[Source data]
○ ○ ○

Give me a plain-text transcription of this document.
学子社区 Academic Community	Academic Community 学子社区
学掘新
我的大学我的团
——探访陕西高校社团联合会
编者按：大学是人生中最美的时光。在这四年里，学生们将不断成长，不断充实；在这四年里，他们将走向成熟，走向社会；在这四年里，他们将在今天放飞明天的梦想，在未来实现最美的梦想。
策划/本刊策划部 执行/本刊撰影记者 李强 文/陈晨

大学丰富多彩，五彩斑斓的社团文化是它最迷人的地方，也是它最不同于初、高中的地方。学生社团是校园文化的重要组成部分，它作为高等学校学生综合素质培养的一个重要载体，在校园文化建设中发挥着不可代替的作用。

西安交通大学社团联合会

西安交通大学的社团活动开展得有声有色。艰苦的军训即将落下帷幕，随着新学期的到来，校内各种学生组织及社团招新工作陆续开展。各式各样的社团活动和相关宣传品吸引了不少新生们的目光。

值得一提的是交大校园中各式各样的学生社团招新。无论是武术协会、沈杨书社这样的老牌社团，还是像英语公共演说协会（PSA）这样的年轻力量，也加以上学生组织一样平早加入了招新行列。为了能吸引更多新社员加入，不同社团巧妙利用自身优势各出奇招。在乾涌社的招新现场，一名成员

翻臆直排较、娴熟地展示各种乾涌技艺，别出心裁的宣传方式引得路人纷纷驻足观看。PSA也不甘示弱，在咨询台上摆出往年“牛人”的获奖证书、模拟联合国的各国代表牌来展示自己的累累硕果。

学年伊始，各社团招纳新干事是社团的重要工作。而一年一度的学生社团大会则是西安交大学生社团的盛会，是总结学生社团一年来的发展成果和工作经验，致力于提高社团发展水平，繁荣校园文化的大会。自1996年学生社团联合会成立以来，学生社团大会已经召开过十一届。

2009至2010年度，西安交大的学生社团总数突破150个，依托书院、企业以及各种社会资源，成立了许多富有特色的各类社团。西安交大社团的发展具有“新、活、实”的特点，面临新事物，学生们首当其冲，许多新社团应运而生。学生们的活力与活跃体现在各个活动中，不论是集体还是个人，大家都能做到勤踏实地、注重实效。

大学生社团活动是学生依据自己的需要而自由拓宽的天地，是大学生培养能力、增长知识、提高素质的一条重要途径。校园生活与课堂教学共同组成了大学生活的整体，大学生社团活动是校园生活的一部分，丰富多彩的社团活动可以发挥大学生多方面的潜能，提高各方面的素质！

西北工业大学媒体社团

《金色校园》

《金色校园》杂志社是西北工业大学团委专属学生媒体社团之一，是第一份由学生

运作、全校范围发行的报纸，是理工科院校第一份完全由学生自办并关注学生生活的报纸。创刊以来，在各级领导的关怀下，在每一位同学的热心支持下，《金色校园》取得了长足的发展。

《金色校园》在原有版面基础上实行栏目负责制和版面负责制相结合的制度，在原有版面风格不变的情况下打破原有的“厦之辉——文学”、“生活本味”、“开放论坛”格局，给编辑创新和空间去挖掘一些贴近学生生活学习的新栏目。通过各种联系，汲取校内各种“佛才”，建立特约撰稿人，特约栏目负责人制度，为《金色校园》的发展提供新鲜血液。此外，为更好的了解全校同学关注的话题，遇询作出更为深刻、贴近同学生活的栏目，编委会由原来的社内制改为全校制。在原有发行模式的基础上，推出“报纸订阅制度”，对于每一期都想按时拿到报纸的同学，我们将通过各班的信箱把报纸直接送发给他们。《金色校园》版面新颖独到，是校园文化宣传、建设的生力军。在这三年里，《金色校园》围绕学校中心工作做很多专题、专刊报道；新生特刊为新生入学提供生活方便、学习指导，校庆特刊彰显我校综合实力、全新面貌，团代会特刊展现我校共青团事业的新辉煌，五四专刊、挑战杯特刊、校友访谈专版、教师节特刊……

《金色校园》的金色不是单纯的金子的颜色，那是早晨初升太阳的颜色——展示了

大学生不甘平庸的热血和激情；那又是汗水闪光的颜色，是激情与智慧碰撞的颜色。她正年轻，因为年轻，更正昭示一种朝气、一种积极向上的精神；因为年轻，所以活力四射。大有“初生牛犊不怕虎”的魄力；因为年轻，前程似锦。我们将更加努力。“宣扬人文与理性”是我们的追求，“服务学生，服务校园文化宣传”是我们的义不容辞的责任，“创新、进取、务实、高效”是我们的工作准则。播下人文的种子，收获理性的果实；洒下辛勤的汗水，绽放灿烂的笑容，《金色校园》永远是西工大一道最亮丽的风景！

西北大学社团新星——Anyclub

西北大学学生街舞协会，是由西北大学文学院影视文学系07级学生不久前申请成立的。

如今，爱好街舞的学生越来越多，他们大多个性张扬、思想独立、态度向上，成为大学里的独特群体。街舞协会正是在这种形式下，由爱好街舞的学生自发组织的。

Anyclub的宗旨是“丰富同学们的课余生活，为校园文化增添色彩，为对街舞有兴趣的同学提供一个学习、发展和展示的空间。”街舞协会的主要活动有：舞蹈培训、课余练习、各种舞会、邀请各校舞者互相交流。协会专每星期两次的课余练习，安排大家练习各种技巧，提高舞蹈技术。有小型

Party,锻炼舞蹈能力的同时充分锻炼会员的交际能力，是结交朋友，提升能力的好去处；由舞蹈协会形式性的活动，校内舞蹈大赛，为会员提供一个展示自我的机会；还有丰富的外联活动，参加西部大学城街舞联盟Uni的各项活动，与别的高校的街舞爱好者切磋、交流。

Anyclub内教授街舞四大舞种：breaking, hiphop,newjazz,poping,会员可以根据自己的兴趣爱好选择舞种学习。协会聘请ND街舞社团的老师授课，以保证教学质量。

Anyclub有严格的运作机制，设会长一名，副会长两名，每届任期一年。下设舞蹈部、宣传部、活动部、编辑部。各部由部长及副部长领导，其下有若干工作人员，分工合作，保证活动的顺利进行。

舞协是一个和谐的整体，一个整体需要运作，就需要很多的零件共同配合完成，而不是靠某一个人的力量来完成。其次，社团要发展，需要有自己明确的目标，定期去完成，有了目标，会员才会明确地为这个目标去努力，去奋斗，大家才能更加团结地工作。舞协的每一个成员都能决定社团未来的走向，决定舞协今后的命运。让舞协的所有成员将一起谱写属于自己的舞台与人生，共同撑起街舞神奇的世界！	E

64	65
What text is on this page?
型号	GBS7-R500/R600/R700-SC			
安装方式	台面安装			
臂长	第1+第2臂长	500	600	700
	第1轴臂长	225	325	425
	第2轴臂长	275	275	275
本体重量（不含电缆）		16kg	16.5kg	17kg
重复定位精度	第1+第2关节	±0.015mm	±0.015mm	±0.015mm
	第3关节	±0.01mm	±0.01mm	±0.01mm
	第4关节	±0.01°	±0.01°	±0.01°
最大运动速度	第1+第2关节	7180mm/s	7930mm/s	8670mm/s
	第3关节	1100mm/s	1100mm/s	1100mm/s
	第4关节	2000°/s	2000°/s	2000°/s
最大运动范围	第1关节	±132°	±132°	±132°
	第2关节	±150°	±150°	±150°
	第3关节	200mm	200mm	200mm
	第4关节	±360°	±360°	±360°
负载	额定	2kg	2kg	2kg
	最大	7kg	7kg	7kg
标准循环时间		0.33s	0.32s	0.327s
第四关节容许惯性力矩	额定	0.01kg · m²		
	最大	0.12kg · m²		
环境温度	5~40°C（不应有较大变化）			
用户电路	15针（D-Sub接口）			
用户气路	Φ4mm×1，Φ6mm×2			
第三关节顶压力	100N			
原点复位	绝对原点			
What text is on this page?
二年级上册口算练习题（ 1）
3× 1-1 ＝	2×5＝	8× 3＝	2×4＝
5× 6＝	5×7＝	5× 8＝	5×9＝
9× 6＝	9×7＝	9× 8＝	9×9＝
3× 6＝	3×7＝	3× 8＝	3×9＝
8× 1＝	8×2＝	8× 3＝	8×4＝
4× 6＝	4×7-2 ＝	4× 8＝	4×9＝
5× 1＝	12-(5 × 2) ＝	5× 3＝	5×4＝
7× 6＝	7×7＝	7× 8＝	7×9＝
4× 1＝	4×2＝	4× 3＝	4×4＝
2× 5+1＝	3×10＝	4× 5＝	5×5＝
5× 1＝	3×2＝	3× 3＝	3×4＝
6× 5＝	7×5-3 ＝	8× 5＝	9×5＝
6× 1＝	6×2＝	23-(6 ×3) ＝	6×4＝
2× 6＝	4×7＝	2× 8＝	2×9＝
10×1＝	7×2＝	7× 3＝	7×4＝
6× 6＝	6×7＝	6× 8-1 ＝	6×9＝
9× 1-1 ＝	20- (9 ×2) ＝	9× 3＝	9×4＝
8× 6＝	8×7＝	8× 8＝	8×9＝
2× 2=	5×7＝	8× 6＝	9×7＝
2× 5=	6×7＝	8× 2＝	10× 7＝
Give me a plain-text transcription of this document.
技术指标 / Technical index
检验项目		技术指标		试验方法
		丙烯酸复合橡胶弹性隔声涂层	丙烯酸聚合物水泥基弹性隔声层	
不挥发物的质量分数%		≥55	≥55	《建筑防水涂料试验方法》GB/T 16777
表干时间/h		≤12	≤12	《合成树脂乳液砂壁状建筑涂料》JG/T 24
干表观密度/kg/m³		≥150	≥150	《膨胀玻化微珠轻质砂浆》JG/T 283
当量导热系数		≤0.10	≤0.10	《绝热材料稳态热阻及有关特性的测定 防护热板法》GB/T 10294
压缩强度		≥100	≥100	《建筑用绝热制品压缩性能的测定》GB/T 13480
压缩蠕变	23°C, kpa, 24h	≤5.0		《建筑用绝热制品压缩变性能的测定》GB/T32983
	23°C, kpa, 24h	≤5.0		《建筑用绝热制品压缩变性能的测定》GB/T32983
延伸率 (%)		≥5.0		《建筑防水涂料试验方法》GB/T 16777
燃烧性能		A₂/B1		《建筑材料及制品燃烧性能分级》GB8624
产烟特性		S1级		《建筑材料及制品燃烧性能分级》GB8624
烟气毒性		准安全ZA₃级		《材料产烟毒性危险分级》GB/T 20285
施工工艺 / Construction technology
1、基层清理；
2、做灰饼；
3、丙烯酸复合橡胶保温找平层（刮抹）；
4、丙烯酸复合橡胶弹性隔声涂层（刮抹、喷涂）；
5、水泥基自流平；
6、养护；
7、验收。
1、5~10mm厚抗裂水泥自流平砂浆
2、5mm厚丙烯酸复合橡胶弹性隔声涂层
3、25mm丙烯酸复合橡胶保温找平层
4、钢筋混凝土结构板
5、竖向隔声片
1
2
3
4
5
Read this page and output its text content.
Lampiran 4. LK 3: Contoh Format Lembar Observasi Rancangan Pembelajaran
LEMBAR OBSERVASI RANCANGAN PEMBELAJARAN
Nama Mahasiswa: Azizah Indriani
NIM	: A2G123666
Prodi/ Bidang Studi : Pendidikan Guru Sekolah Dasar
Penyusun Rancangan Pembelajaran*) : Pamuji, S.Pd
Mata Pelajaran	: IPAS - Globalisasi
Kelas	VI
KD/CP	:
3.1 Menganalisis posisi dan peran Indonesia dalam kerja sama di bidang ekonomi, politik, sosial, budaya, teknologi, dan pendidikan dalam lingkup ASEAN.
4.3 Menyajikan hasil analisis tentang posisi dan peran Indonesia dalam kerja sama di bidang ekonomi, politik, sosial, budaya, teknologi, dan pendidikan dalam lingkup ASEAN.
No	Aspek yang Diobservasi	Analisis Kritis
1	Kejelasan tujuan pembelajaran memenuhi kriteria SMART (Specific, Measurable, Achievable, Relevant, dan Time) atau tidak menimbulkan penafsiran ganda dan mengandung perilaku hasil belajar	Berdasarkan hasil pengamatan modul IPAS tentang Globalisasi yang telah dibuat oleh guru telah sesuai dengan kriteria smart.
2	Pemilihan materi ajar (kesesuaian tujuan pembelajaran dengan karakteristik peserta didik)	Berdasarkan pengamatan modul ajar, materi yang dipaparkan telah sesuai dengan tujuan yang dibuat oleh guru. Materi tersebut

○ ○ ○

List each line of the records that holds the string "oleh".

1	Kejelasan tujuan pembelajaran memenuhi kriteria SMART (Specific, Measurable, Achievable, Relevant, dan Time) atau tidak menimbulkan penafsiran ganda dan mengandung perilaku hasil belajar	Berdasarkan hasil pengamatan modul IPAS tentang Globalisasi yang telah dibuat oleh guru telah sesuai dengan kriteria smart.
2	Pemilihan materi ajar (kesesuaian tujuan pembelajaran dengan karakteristik peserta didik)	Berdasarkan pengamatan modul ajar, materi yang dipaparkan telah sesuai dengan tujuan yang dibuat oleh guru. Materi tersebut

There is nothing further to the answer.